## Challenge
Repeat each entry word for word. Leave any images out of the copy.
• • • • •
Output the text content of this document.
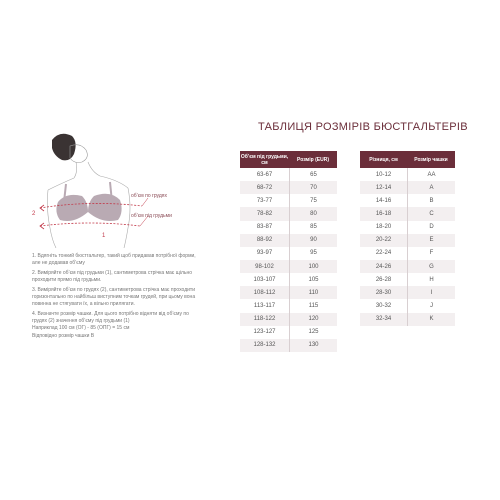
об’єм по грудях
об’єм під грудьми
1
2

1. Вдягніть тонкий бюстгальтер, такий щоб придавав потрібної форми, але не додавав об’єму

2. Виміряйте об’єм під грудьми (1), сантиметрова стрічка має щільно проходити прямо під грудьми.

3. Виміряйте об’єм по грудях (2), сантиметрова стрічка має проходити горизонтально по найбільш виступним точкам грудей, при цьому вона повинна не стягувати їх, а вільно прилягати.

4. Визначте розмір чашки. Для цього потрібно відняти від об’єму по грудях (2) значення об’єму під грудьми (1)

Наприклад 100 см (ОГ) - 85 (ОПГ) = 15 см

Відповідно розмір чашки B

ТАБЛИЦЯ РОЗМІРІВ БЮСТГАЛЬТЕРІВ
Об’єм під грудьми, см	Розмір (EUR)
63-67	65
68-72	70
73-77	75
78-82	80
83-87	85
88-92	90
93-97	95
98-102	100
103-107	105
108-112	110
113-117	115
118-122	120
123-127	125
128-132	130
Різниця, см	Розмір чашки
10-12	AA
12-14	A
14-16	B
16-18	C
18-20	D
20-22	E
22-24	F
24-26	G
26-28	H
28-30	I
30-32	J
32-34	K
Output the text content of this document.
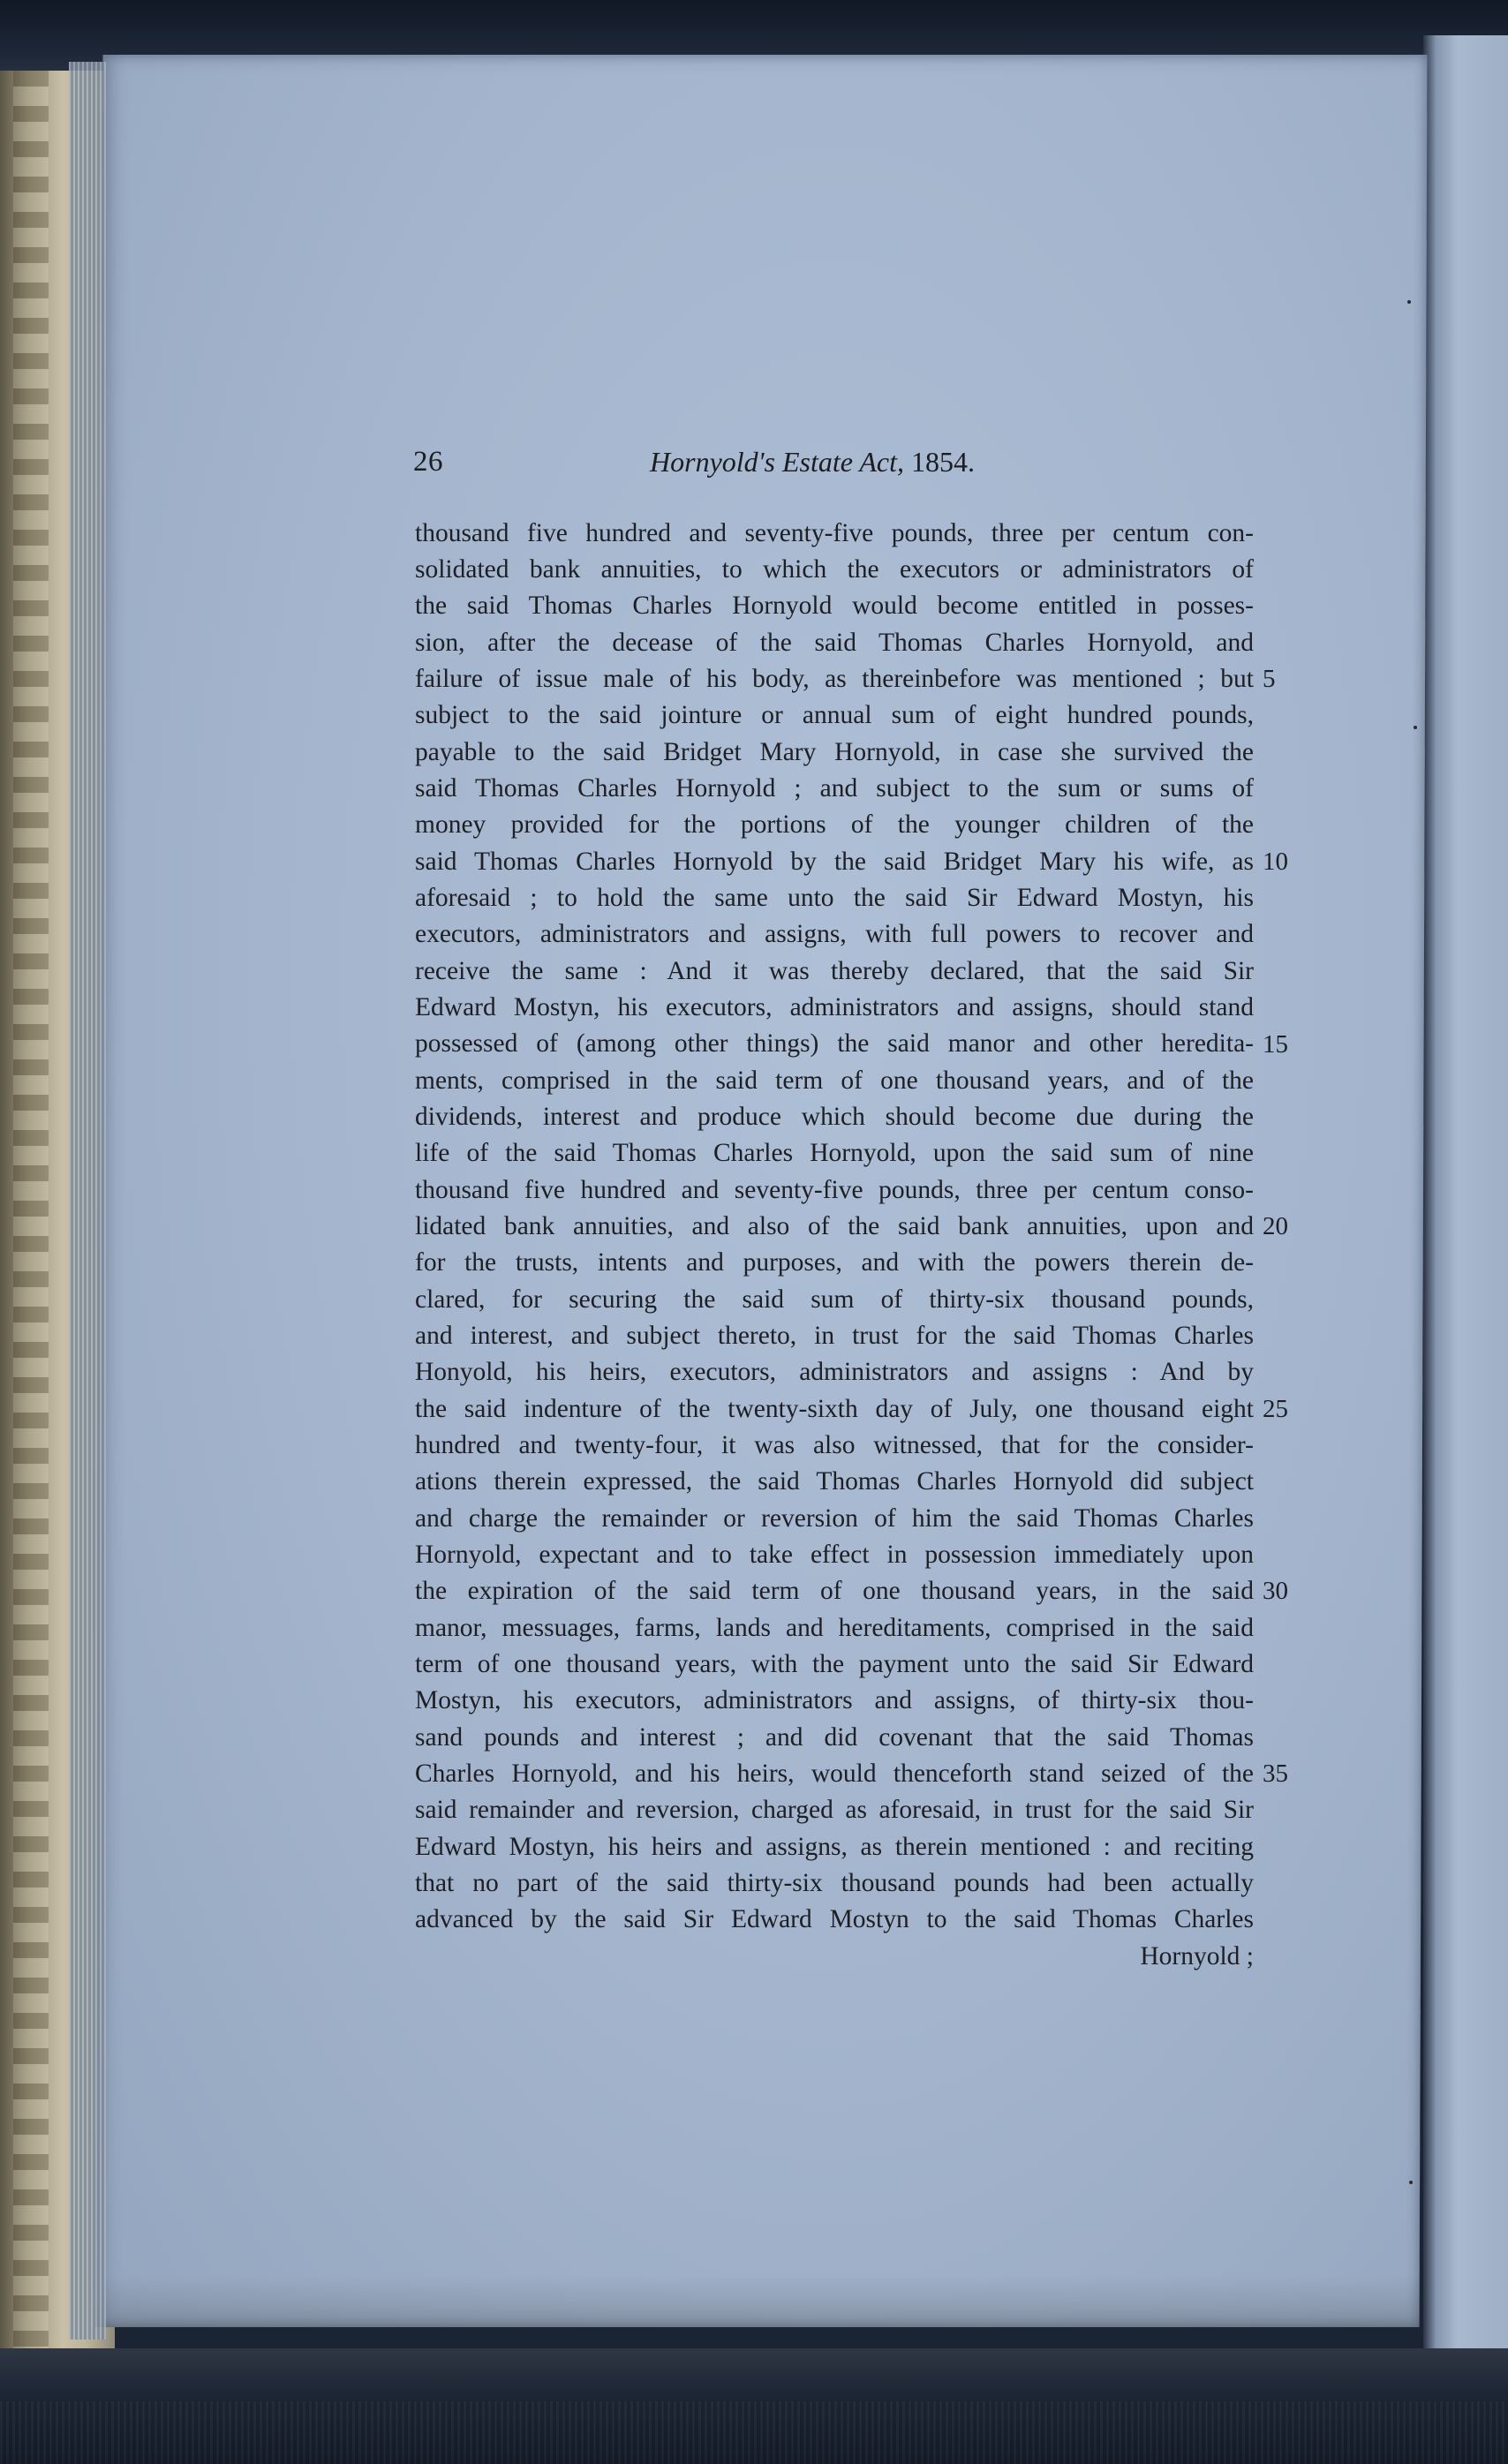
26	Hornyold's Estate Act, 1854.
thousand five hundred and seventy-five pounds, three per centum con-
solidated bank annuities, to which the executors or administrators of
the said Thomas Charles Hornyold would become entitled in posses-
sion, after the decease of the said Thomas Charles Hornyold, and
failure of issue male of his body, as thereinbefore was mentioned ; but
subject to the said jointure or annual sum of eight hundred pounds,
payable to the said Bridget Mary Hornyold, in case she survived the
said Thomas Charles Hornyold ; and subject to the sum or sums of
money provided for the portions of the younger children of the
said Thomas Charles Hornyold by the said Bridget Mary his wife, as
aforesaid ; to hold the same unto the said Sir Edward Mostyn, his
executors, administrators and assigns, with full powers to recover and
receive the same : And it was thereby declared, that the said Sir
Edward Mostyn, his executors, administrators and assigns, should stand
possessed of (among other things) the said manor and other heredita-
ments, comprised in the said term of one thousand years, and of the
dividends, interest and produce which should become due during the
life of the said Thomas Charles Hornyold, upon the said sum of nine
thousand five hundred and seventy-five pounds, three per centum conso-
lidated bank annuities, and also of the said bank annuities, upon and
for the trusts, intents and purposes, and with the powers therein de-
clared, for securing the said sum of thirty-six thousand pounds,
and interest, and subject thereto, in trust for the said Thomas Charles
Honyold, his heirs, executors, administrators and assigns : And by
the said indenture of the twenty-sixth day of July, one thousand eight
hundred and twenty-four, it was also witnessed, that for the consider-
ations therein expressed, the said Thomas Charles Hornyold did subject
and charge the remainder or reversion of him the said Thomas Charles
Hornyold, expectant and to take effect in possession immediately upon
the expiration of the said term of one thousand years, in the said
manor, messuages, farms, lands and hereditaments, comprised in the said
term of one thousand years, with the payment unto the said Sir Edward
Mostyn, his executors, administrators and assigns, of thirty-six thou-
sand pounds and interest ; and did covenant that the said Thomas
Charles Hornyold, and his heirs, would thenceforth stand seized of the
said remainder and reversion, charged as aforesaid, in trust for the said Sir
Edward Mostyn, his heirs and assigns, as therein mentioned : and reciting
that no part of the said thirty-six thousand pounds had been actually
advanced by the said Sir Edward Mostyn to the said Thomas Charles
Hornyold ;
5
10
15
20
25
30
35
• • • • •
## Complete output
Output the text content of this document.
об’єм по грудях
об’єм під грудьми
1
2

1. Вдягніть тонкий бюстгальтер, такий щоб придавав потрібної форми, але не додавав об’єму

2. Виміряйте об’єм під грудьми (1), сантиметрова стрічка має щільно проходити прямо під грудьми.

3. Виміряйте об’єм по грудях (2), сантиметрова стрічка має проходити горизонтально по найбільш виступним точкам грудей, при цьому вона повинна не стягувати їх, а вільно прилягати.

4. Визначте розмір чашки. Для цього потрібно відняти від об’єму по грудях (2) значення об’єму під грудьми (1)

Наприклад 100 см (ОГ) - 85 (ОПГ) = 15 см

Відповідно розмір чашки B

ТАБЛИЦЯ РОЗМІРІВ БЮСТГАЛЬТЕРІВ
Об’єм під грудьми, см	Розмір (EUR)
63-67	65
68-72	70
73-77	75
78-82	80
83-87	85
88-92	90
93-97	95
98-102	100
103-107	105
108-112	110
113-117	115
118-122	120
123-127	125
128-132	130
Різниця, см	Розмір чашки
10-12	AA
12-14	A
14-16	B
16-18	C
18-20	D
20-22	E
22-24	F
24-26	G
26-28	H
28-30	I
30-32	J
32-34	K
Output the text content of this document.
26	Hornyold's Estate Act, 1854.
thousand five hundred and seventy-five pounds, three per centum con-
solidated bank annuities, to which the executors or administrators of
the said Thomas Charles Hornyold would become entitled in posses-
sion, after the decease of the said Thomas Charles Hornyold, and
failure of issue male of his body, as thereinbefore was mentioned ; but
subject to the said jointure or annual sum of eight hundred pounds,
payable to the said Bridget Mary Hornyold, in case she survived the
said Thomas Charles Hornyold ; and subject to the sum or sums of
money provided for the portions of the younger children of the
said Thomas Charles Hornyold by the said Bridget Mary his wife, as
aforesaid ; to hold the same unto the said Sir Edward Mostyn, his
executors, administrators and assigns, with full powers to recover and
receive the same : And it was thereby declared, that the said Sir
Edward Mostyn, his executors, administrators and assigns, should stand
possessed of (among other things) the said manor and other heredita-
ments, comprised in the said term of one thousand years, and of the
dividends, interest and produce which should become due during the
life of the said Thomas Charles Hornyold, upon the said sum of nine
thousand five hundred and seventy-five pounds, three per centum conso-
lidated bank annuities, and also of the said bank annuities, upon and
for the trusts, intents and purposes, and with the powers therein de-
clared, for securing the said sum of thirty-six thousand pounds,
and interest, and subject thereto, in trust for the said Thomas Charles
Honyold, his heirs, executors, administrators and assigns : And by
the said indenture of the twenty-sixth day of July, one thousand eight
hundred and twenty-four, it was also witnessed, that for the consider-
ations therein expressed, the said Thomas Charles Hornyold did subject
and charge the remainder or reversion of him the said Thomas Charles
Hornyold, expectant and to take effect in possession immediately upon
the expiration of the said term of one thousand years, in the said
manor, messuages, farms, lands and hereditaments, comprised in the said
term of one thousand years, with the payment unto the said Sir Edward
Mostyn, his executors, administrators and assigns, of thirty-six thou-
sand pounds and interest ; and did covenant that the said Thomas
Charles Hornyold, and his heirs, would thenceforth stand seized of the
said remainder and reversion, charged as aforesaid, in trust for the said Sir
Edward Mostyn, his heirs and assigns, as therein mentioned : and reciting
that no part of the said thirty-six thousand pounds had been actually
advanced by the said Sir Edward Mostyn to the said Thomas Charles
Hornyold ;
5
10
15
20
25
30
35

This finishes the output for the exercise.